#### Entries shown

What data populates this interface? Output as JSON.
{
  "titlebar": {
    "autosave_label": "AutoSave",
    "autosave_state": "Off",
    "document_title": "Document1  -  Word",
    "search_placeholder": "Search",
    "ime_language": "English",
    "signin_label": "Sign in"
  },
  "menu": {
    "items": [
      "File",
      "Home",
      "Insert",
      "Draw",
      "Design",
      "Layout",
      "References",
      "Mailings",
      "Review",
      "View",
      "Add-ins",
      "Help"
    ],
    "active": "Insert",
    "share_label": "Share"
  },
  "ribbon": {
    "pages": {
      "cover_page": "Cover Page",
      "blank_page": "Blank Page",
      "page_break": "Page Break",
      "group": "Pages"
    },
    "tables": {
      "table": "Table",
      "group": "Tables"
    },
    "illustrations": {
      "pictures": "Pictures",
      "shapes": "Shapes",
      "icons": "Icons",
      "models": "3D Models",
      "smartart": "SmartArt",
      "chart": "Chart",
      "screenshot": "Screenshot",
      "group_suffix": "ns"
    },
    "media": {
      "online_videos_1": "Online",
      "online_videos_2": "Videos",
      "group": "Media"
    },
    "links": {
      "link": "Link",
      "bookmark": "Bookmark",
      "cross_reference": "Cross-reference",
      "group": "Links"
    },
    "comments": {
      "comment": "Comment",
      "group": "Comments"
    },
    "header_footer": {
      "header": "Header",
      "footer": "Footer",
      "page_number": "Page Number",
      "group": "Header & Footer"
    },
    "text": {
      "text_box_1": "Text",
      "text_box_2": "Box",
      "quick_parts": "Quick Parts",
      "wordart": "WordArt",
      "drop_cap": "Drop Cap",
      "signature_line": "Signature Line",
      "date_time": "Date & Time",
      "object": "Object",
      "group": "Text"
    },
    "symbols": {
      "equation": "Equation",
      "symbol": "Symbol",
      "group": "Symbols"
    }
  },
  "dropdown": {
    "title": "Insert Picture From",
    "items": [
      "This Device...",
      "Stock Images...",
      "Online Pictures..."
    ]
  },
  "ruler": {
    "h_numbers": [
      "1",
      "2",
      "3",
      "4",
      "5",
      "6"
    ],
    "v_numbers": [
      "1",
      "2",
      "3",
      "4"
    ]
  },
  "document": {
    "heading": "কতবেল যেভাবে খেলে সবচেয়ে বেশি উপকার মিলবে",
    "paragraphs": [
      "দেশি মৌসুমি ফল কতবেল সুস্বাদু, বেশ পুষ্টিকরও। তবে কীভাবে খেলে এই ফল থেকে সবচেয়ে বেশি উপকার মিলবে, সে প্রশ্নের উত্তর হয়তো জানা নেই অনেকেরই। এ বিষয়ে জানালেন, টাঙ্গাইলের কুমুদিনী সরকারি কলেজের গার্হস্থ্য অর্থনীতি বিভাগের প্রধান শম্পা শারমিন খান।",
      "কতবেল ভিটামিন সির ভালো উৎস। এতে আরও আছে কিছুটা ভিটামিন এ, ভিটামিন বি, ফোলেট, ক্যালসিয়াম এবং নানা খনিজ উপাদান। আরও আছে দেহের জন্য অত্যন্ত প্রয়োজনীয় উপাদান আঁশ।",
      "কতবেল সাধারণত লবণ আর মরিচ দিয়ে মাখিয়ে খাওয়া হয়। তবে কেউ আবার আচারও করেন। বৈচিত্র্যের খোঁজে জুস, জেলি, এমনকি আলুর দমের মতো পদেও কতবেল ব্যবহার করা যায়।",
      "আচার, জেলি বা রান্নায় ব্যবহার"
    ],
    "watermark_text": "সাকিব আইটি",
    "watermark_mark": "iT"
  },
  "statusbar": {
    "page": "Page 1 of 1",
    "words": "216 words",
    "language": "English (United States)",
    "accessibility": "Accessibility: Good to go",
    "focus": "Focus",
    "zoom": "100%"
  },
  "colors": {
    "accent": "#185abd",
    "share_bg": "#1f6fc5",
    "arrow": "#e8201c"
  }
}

########

> Direction
Repeat the entries exactly, all of them.

> Answer to the exercise
What data populates this interface? Output as JSON.
{
  "titlebar": {
    "autosave_label": "AutoSave",
    "autosave_state": "Off",
    "document_title": "Document1  -  Word",
    "search_placeholder": "Search",
    "ime_language": "English",
    "signin_label": "Sign in"
  },
  "menu": {
    "items": [
      "File",
      "Home",
      "Insert",
      "Draw",
      "Design",
      "Layout",
      "References",
      "Mailings",
      "Review",
      "View",
      "Add-ins",
      "Help"
    ],
    "active": "Insert",
    "share_label": "Share"
  },
  "ribbon": {
    "pages": {
      "cover_page": "Cover Page",
      "blank_page": "Blank Page",
      "page_break": "Page Break",
      "group": "Pages"
    },
    "tables": {
      "table": "Table",
      "group": "Tables"
    },
    "illustrations": {
      "pictures": "Pictures",
      "shapes": "Shapes",
      "icons": "Icons",
      "models": "3D Models",
      "smartart": "SmartArt",
      "chart": "Chart",
      "screenshot": "Screenshot",
      "group_suffix": "ns"
    },
    "media": {
      "online_videos_1": "Online",
      "online_videos_2": "Videos",
      "group": "Media"
    },
    "links": {
      "link": "Link",
      "bookmark": "Bookmark",
      "cross_reference": "Cross-reference",
      "group": "Links"
    },
    "comments": {
      "comment": "Comment",
      "group": "Comments"
    },
    "header_footer": {
      "header": "Header",
      "footer": "Footer",
      "page_number": "Page Number",
      "group": "Header & Footer"
    },
    "text": {
      "text_box_1": "Text",
      "text_box_2": "Box",
      "quick_parts": "Quick Parts",
      "wordart": "WordArt",
      "drop_cap": "Drop Cap",
      "signature_line": "Signature Line",
      "date_time": "Date & Time",
      "object": "Object",
      "group": "Text"
    },
    "symbols": {
      "equation": "Equation",
      "symbol": "Symbol",
      "group": "Symbols"
    }
  },
  "dropdown": {
    "title": "Insert Picture From",
    "items": [
      "This Device...",
      "Stock Images...",
      "Online Pictures..."
    ]
  },
  "ruler": {
    "h_numbers": [
      "1",
      "2",
      "3",
      "4",
      "5",
      "6"
    ],
    "v_numbers": [
      "1",
      "2",
      "3",
      "4"
    ]
  },
  "document": {
    "heading": "কতবেল যেভাবে খেলে সবচেয়ে বেশি উপকার মিলবে",
    "paragraphs": [
      "দেশি মৌসুমি ফল কতবেল সুস্বাদু, বেশ পুষ্টিকরও। তবে কীভাবে খেলে এই ফল থেকে সবচেয়ে বেশি উপকার মিলবে, সে প্রশ্নের উত্তর হয়তো জানা নেই অনেকেরই। এ বিষয়ে জানালেন, টাঙ্গাইলের কুমুদিনী সরকারি কলেজের গার্হস্থ্য অর্থনীতি বিভাগের প্রধান শম্পা শারমিন খান।",
      "কতবেল ভিটামিন সির ভালো উৎস। এতে আরও আছে কিছুটা ভিটামিন এ, ভিটামিন বি, ফোলেট, ক্যালসিয়াম এবং নানা খনিজ উপাদান। আরও আছে দেহের জন্য অত্যন্ত প্রয়োজনীয় উপাদান আঁশ।",
      "কতবেল সাধারণত লবণ আর মরিচ দিয়ে মাখিয়ে খাওয়া হয়। তবে কেউ আবার আচারও করেন। বৈচিত্র্যের খোঁজে জুস, জেলি, এমনকি আলুর দমের মতো পদেও কতবেল ব্যবহার করা যায়।",
      "আচার, জেলি বা রান্নায় ব্যবহার"
    ],
    "watermark_text": "সাকিব আইটি",
    "watermark_mark": "iT"
  },
  "statusbar": {
    "page": "Page 1 of 1",
    "words": "216 words",
    "language": "English (United States)",
    "accessibility": "Accessibility: Good to go",
    "focus": "Focus",
    "zoom": "100%"
  },
  "colors": {
    "accent": "#185abd",
    "share_bg": "#1f6fc5",
    "arrow": "#e8201c"
  }
}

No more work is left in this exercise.